(Entries from a dataset)
☆ ☆ ☆

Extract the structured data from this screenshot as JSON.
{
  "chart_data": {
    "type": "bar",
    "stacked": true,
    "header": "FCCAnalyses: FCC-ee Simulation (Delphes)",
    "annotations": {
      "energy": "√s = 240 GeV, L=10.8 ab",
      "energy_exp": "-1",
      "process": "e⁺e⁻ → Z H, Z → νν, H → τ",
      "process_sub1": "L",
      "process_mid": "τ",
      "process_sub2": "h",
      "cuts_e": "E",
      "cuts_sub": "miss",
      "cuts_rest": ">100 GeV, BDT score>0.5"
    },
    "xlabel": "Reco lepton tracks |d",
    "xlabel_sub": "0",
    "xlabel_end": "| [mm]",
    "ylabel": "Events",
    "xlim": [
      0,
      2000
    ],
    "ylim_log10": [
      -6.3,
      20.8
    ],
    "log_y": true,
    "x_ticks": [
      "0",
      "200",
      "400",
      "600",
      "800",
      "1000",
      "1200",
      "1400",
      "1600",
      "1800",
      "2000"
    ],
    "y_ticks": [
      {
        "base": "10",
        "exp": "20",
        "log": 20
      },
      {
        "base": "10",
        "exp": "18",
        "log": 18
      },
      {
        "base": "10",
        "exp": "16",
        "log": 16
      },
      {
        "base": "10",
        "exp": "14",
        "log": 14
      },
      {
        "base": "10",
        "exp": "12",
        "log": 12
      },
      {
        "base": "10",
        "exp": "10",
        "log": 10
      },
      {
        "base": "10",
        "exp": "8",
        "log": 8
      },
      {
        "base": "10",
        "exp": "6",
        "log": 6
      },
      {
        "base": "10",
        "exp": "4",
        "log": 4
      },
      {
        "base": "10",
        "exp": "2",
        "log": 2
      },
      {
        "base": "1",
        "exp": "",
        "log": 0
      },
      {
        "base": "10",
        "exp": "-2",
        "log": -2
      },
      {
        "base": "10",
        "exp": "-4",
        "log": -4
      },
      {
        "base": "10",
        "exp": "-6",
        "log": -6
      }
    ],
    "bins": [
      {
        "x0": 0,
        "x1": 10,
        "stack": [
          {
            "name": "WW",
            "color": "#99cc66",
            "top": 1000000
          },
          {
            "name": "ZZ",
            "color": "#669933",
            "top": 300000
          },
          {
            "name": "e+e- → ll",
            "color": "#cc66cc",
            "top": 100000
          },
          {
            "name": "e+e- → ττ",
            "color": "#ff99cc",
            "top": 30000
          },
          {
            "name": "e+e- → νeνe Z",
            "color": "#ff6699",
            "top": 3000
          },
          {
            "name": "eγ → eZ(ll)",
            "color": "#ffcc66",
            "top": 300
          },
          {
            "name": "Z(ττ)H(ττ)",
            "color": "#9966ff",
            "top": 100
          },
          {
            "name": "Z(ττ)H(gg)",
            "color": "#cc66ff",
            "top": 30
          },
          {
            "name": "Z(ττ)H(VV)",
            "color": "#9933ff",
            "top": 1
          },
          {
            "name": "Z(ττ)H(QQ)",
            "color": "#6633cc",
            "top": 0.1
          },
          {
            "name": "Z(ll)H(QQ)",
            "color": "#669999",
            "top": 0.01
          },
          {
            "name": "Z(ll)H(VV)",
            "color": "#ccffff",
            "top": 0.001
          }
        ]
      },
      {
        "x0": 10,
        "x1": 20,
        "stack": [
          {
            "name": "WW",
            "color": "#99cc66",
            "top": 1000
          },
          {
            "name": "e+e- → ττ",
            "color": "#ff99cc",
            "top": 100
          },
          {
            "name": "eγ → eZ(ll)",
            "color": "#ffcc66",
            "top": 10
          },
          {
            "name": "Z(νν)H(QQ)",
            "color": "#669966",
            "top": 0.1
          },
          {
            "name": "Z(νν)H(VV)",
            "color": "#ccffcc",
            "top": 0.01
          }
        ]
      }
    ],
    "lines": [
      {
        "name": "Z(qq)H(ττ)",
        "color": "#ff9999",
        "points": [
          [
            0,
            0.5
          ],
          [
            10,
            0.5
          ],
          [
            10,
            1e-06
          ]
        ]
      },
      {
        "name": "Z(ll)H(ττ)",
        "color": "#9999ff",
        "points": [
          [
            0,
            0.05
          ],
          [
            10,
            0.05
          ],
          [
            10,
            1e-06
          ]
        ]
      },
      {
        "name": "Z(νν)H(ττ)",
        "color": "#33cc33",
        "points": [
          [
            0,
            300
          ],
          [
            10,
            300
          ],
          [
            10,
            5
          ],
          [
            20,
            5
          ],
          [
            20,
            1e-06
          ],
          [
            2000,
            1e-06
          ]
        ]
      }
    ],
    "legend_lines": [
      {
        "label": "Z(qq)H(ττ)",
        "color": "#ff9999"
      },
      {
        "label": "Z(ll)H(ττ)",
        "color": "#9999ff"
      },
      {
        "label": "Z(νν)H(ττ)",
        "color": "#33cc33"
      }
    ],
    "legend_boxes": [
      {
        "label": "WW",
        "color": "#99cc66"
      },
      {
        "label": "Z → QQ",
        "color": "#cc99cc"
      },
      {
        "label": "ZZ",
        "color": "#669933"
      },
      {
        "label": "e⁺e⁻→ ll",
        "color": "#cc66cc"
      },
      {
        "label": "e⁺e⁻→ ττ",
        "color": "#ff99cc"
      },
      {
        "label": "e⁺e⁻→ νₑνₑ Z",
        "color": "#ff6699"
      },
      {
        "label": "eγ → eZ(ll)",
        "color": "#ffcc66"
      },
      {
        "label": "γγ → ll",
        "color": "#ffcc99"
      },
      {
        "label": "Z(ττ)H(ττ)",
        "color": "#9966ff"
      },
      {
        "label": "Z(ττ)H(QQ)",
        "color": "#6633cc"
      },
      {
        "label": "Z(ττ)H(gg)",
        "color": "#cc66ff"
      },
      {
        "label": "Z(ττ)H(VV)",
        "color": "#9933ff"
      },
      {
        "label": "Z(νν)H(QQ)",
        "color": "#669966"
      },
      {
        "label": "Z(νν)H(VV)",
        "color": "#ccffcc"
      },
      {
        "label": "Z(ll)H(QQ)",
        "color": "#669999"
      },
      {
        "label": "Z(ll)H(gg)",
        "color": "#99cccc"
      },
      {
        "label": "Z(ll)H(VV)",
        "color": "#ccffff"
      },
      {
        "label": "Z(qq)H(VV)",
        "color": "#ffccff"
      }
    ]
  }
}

☆ ☆ ☆

> [INSTRUCTION] Extract the full listing and reproduce each line exactly.

> [RESULT]
Extract the structured data from this screenshot as JSON.
{
  "chart_data": {
    "type": "bar",
    "stacked": true,
    "header": "FCCAnalyses: FCC-ee Simulation (Delphes)",
    "annotations": {
      "energy": "√s = 240 GeV, L=10.8 ab",
      "energy_exp": "-1",
      "process": "e⁺e⁻ → Z H, Z → νν, H → τ",
      "process_sub1": "L",
      "process_mid": "τ",
      "process_sub2": "h",
      "cuts_e": "E",
      "cuts_sub": "miss",
      "cuts_rest": ">100 GeV, BDT score>0.5"
    },
    "xlabel": "Reco lepton tracks |d",
    "xlabel_sub": "0",
    "xlabel_end": "| [mm]",
    "ylabel": "Events",
    "xlim": [
      0,
      2000
    ],
    "ylim_log10": [
      -6.3,
      20.8
    ],
    "log_y": true,
    "x_ticks": [
      "0",
      "200",
      "400",
      "600",
      "800",
      "1000",
      "1200",
      "1400",
      "1600",
      "1800",
      "2000"
    ],
    "y_ticks": [
      {
        "base": "10",
        "exp": "20",
        "log": 20
      },
      {
        "base": "10",
        "exp": "18",
        "log": 18
      },
      {
        "base": "10",
        "exp": "16",
        "log": 16
      },
      {
        "base": "10",
        "exp": "14",
        "log": 14
      },
      {
        "base": "10",
        "exp": "12",
        "log": 12
      },
      {
        "base": "10",
        "exp": "10",
        "log": 10
      },
      {
        "base": "10",
        "exp": "8",
        "log": 8
      },
      {
        "base": "10",
        "exp": "6",
        "log": 6
      },
      {
        "base": "10",
        "exp": "4",
        "log": 4
      },
      {
        "base": "10",
        "exp": "2",
        "log": 2
      },
      {
        "base": "1",
        "exp": "",
        "log": 0
      },
      {
        "base": "10",
        "exp": "-2",
        "log": -2
      },
      {
        "base": "10",
        "exp": "-4",
        "log": -4
      },
      {
        "base": "10",
        "exp": "-6",
        "log": -6
      }
    ],
    "bins": [
      {
        "x0": 0,
        "x1": 10,
        "stack": [
          {
            "name": "WW",
            "color": "#99cc66",
            "top": 1000000
          },
          {
            "name": "ZZ",
            "color": "#669933",
            "top": 300000
          },
          {
            "name": "e+e- → ll",
            "color": "#cc66cc",
            "top": 100000
          },
          {
            "name": "e+e- → ττ",
            "color": "#ff99cc",
            "top": 30000
          },
          {
            "name": "e+e- → νeνe Z",
            "color": "#ff6699",
            "top": 3000
          },
          {
            "name": "eγ → eZ(ll)",
            "color": "#ffcc66",
            "top": 300
          },
          {
            "name": "Z(ττ)H(ττ)",
            "color": "#9966ff",
            "top": 100
          },
          {
            "name": "Z(ττ)H(gg)",
            "color": "#cc66ff",
            "top": 30
          },
          {
            "name": "Z(ττ)H(VV)",
            "color": "#9933ff",
            "top": 1
          },
          {
            "name": "Z(ττ)H(QQ)",
            "color": "#6633cc",
            "top": 0.1
          },
          {
            "name": "Z(ll)H(QQ)",
            "color": "#669999",
            "top": 0.01
          },
          {
            "name": "Z(ll)H(VV)",
            "color": "#ccffff",
            "top": 0.001
          }
        ]
      },
      {
        "x0": 10,
        "x1": 20,
        "stack": [
          {
            "name": "WW",
            "color": "#99cc66",
            "top": 1000
          },
          {
            "name": "e+e- → ττ",
            "color": "#ff99cc",
            "top": 100
          },
          {
            "name": "eγ → eZ(ll)",
            "color": "#ffcc66",
            "top": 10
          },
          {
            "name": "Z(νν)H(QQ)",
            "color": "#669966",
            "top": 0.1
          },
          {
            "name": "Z(νν)H(VV)",
            "color": "#ccffcc",
            "top": 0.01
          }
        ]
      }
    ],
    "lines": [
      {
        "name": "Z(qq)H(ττ)",
        "color": "#ff9999",
        "points": [
          [
            0,
            0.5
          ],
          [
            10,
            0.5
          ],
          [
            10,
            1e-06
          ]
        ]
      },
      {
        "name": "Z(ll)H(ττ)",
        "color": "#9999ff",
        "points": [
          [
            0,
            0.05
          ],
          [
            10,
            0.05
          ],
          [
            10,
            1e-06
          ]
        ]
      },
      {
        "name": "Z(νν)H(ττ)",
        "color": "#33cc33",
        "points": [
          [
            0,
            300
          ],
          [
            10,
            300
          ],
          [
            10,
            5
          ],
          [
            20,
            5
          ],
          [
            20,
            1e-06
          ],
          [
            2000,
            1e-06
          ]
        ]
      }
    ],
    "legend_lines": [
      {
        "label": "Z(qq)H(ττ)",
        "color": "#ff9999"
      },
      {
        "label": "Z(ll)H(ττ)",
        "color": "#9999ff"
      },
      {
        "label": "Z(νν)H(ττ)",
        "color": "#33cc33"
      }
    ],
    "legend_boxes": [
      {
        "label": "WW",
        "color": "#99cc66"
      },
      {
        "label": "Z → QQ",
        "color": "#cc99cc"
      },
      {
        "label": "ZZ",
        "color": "#669933"
      },
      {
        "label": "e⁺e⁻→ ll",
        "color": "#cc66cc"
      },
      {
        "label": "e⁺e⁻→ ττ",
        "color": "#ff99cc"
      },
      {
        "label": "e⁺e⁻→ νₑνₑ Z",
        "color": "#ff6699"
      },
      {
        "label": "eγ → eZ(ll)",
        "color": "#ffcc66"
      },
      {
        "label": "γγ → ll",
        "color": "#ffcc99"
      },
      {
        "label": "Z(ττ)H(ττ)",
        "color": "#9966ff"
      },
      {
        "label": "Z(ττ)H(QQ)",
        "color": "#6633cc"
      },
      {
        "label": "Z(ττ)H(gg)",
        "color": "#cc66ff"
      },
      {
        "label": "Z(ττ)H(VV)",
        "color": "#9933ff"
      },
      {
        "label": "Z(νν)H(QQ)",
        "color": "#669966"
      },
      {
        "label": "Z(νν)H(VV)",
        "color": "#ccffcc"
      },
      {
        "label": "Z(ll)H(QQ)",
        "color": "#669999"
      },
      {
        "label": "Z(ll)H(gg)",
        "color": "#99cccc"
      },
      {
        "label": "Z(ll)H(VV)",
        "color": "#ccffff"
      },
      {
        "label": "Z(qq)H(VV)",
        "color": "#ffccff"
      }
    ]
  }
}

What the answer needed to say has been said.